> **Instructions to follow**:
Go through the material and write it all out exactly, minus the pictures.

> **Figure data in JSON**:
——

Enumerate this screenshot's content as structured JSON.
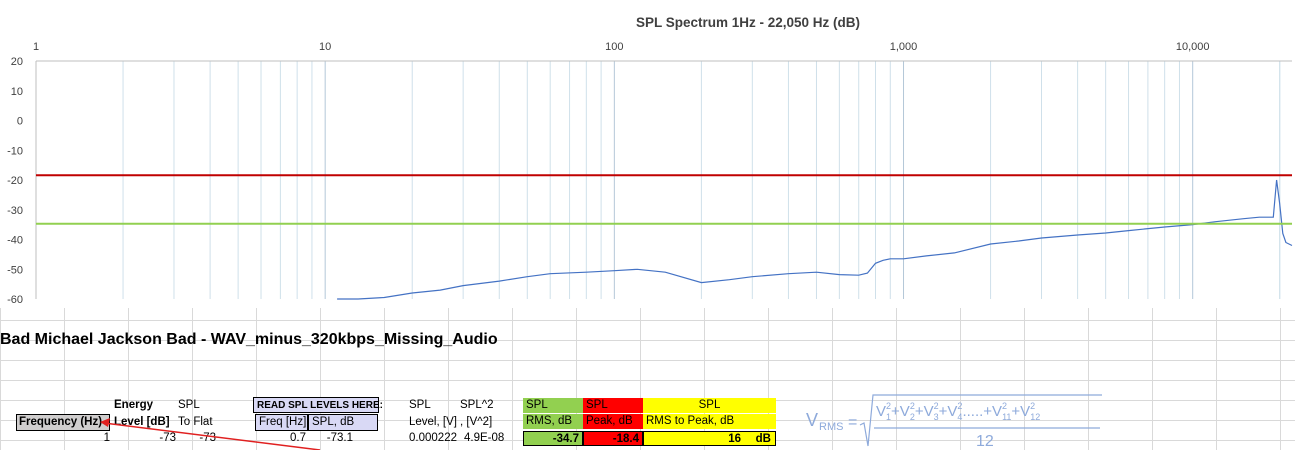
{
  "chart_data": {
    "type": "line",
    "title": "SPL Spectrum 1Hz - 22,050 Hz (dB)",
    "x_scale": "log",
    "xlim": [
      1,
      22050
    ],
    "ylim": [
      -60,
      20
    ],
    "x_ticks": [
      1,
      10,
      100,
      1000,
      10000
    ],
    "x_tick_labels": [
      "1",
      "10",
      "100",
      "1,000",
      "10,000"
    ],
    "y_ticks": [
      20,
      10,
      0,
      -10,
      -20,
      -30,
      -40,
      -50,
      -60
    ],
    "y_tick_labels": [
      "20",
      "10",
      "0",
      "-10",
      "-20",
      "-30",
      "-40",
      "-50",
      "-60"
    ],
    "grid": "vertical minor log gridlines",
    "series": [
      {
        "color": "#4472c4",
        "x": [
          11,
          13,
          16,
          20,
          25,
          30,
          40,
          50,
          60,
          80,
          100,
          120,
          150,
          200,
          250,
          300,
          400,
          500,
          600,
          700,
          750,
          800,
          850,
          900,
          1000,
          1200,
          1500,
          2000,
          2500,
          3000,
          4000,
          5000,
          6000,
          8000,
          10000,
          12000,
          15000,
          17000,
          19000,
          19500,
          20000,
          20500,
          21000,
          22050
        ],
        "y": [
          -61,
          -60,
          -59.5,
          -58,
          -57,
          -55.5,
          -54,
          -52.5,
          -51.5,
          -51,
          -50.5,
          -50,
          -51,
          -54.5,
          -53.5,
          -52.5,
          -51.5,
          -51,
          -51.8,
          -52,
          -51.3,
          -48,
          -47,
          -46.5,
          -46.5,
          -45.5,
          -44.5,
          -41.5,
          -40.5,
          -39.5,
          -38.5,
          -37.8,
          -37,
          -35.8,
          -35,
          -34,
          -33,
          -32.5,
          -32.5,
          -20,
          -28,
          -38,
          -41,
          -42
        ]
      },
      {
        "color": "#c00000",
        "x": [
          1,
          22050
        ],
        "y": [
          -18.4,
          -18.4
        ]
      },
      {
        "color": "#92d050",
        "x": [
          1,
          22050
        ],
        "y": [
          -34.7,
          -34.7
        ]
      }
    ]
  },
  "sheet": {
    "title": "Bad Michael Jackson Bad - WAV_minus_320kbps_Missing_Audio",
    "headers": {
      "energy": "Energy",
      "spl_a": "SPL",
      "frequency": "Frequency (Hz)",
      "level_db": "Level [dB]",
      "to_flat": "To Flat",
      "read_here": "READ SPL LEVELS HERE:",
      "freq_hz": "Freq [Hz]",
      "spl_db": "SPL, dB",
      "spl_b": "SPL",
      "spl_sq": "SPL^2",
      "level_v": "Level, [V]",
      "v_sq": ", [V^2]",
      "green_top": "SPL",
      "green_bottom": "RMS, dB",
      "red_top": "SPL",
      "red_bottom": "Peak, dB",
      "yellow_top": "SPL",
      "yellow_bottom": "RMS to Peak, dB"
    },
    "row": {
      "frequency": "1",
      "level": "-73",
      "to_flat": "-73",
      "freq": "0.7",
      "spl": "-73.1",
      "level_v": "0.000222",
      "v_sq": "4.9E-08",
      "rms": "-34.7",
      "peak": "-18.4",
      "rms_to_peak": "16",
      "unit": "dB"
    },
    "formula": {
      "lhs": "V",
      "lhs_sub": "RMS",
      "eq": "=",
      "denominator": "12"
    }
  }
}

——

> **Result for this task**:
Enumerate this screenshot's content as structured JSON.
{
  "chart_data": {
    "type": "line",
    "title": "SPL Spectrum 1Hz - 22,050 Hz (dB)",
    "x_scale": "log",
    "xlim": [
      1,
      22050
    ],
    "ylim": [
      -60,
      20
    ],
    "x_ticks": [
      1,
      10,
      100,
      1000,
      10000
    ],
    "x_tick_labels": [
      "1",
      "10",
      "100",
      "1,000",
      "10,000"
    ],
    "y_ticks": [
      20,
      10,
      0,
      -10,
      -20,
      -30,
      -40,
      -50,
      -60
    ],
    "y_tick_labels": [
      "20",
      "10",
      "0",
      "-10",
      "-20",
      "-30",
      "-40",
      "-50",
      "-60"
    ],
    "grid": "vertical minor log gridlines",
    "series": [
      {
        "color": "#4472c4",
        "x": [
          11,
          13,
          16,
          20,
          25,
          30,
          40,
          50,
          60,
          80,
          100,
          120,
          150,
          200,
          250,
          300,
          400,
          500,
          600,
          700,
          750,
          800,
          850,
          900,
          1000,
          1200,
          1500,
          2000,
          2500,
          3000,
          4000,
          5000,
          6000,
          8000,
          10000,
          12000,
          15000,
          17000,
          19000,
          19500,
          20000,
          20500,
          21000,
          22050
        ],
        "y": [
          -61,
          -60,
          -59.5,
          -58,
          -57,
          -55.5,
          -54,
          -52.5,
          -51.5,
          -51,
          -50.5,
          -50,
          -51,
          -54.5,
          -53.5,
          -52.5,
          -51.5,
          -51,
          -51.8,
          -52,
          -51.3,
          -48,
          -47,
          -46.5,
          -46.5,
          -45.5,
          -44.5,
          -41.5,
          -40.5,
          -39.5,
          -38.5,
          -37.8,
          -37,
          -35.8,
          -35,
          -34,
          -33,
          -32.5,
          -32.5,
          -20,
          -28,
          -38,
          -41,
          -42
        ]
      },
      {
        "color": "#c00000",
        "x": [
          1,
          22050
        ],
        "y": [
          -18.4,
          -18.4
        ]
      },
      {
        "color": "#92d050",
        "x": [
          1,
          22050
        ],
        "y": [
          -34.7,
          -34.7
        ]
      }
    ]
  },
  "sheet": {
    "title": "Bad Michael Jackson Bad - WAV_minus_320kbps_Missing_Audio",
    "headers": {
      "energy": "Energy",
      "spl_a": "SPL",
      "frequency": "Frequency (Hz)",
      "level_db": "Level [dB]",
      "to_flat": "To Flat",
      "read_here": "READ SPL LEVELS HERE:",
      "freq_hz": "Freq [Hz]",
      "spl_db": "SPL, dB",
      "spl_b": "SPL",
      "spl_sq": "SPL^2",
      "level_v": "Level, [V]",
      "v_sq": ", [V^2]",
      "green_top": "SPL",
      "green_bottom": "RMS, dB",
      "red_top": "SPL",
      "red_bottom": "Peak, dB",
      "yellow_top": "SPL",
      "yellow_bottom": "RMS to Peak, dB"
    },
    "row": {
      "frequency": "1",
      "level": "-73",
      "to_flat": "-73",
      "freq": "0.7",
      "spl": "-73.1",
      "level_v": "0.000222",
      "v_sq": "4.9E-08",
      "rms": "-34.7",
      "peak": "-18.4",
      "rms_to_peak": "16",
      "unit": "dB"
    },
    "formula": {
      "lhs": "V",
      "lhs_sub": "RMS",
      "eq": "=",
      "denominator": "12"
    }
  }
}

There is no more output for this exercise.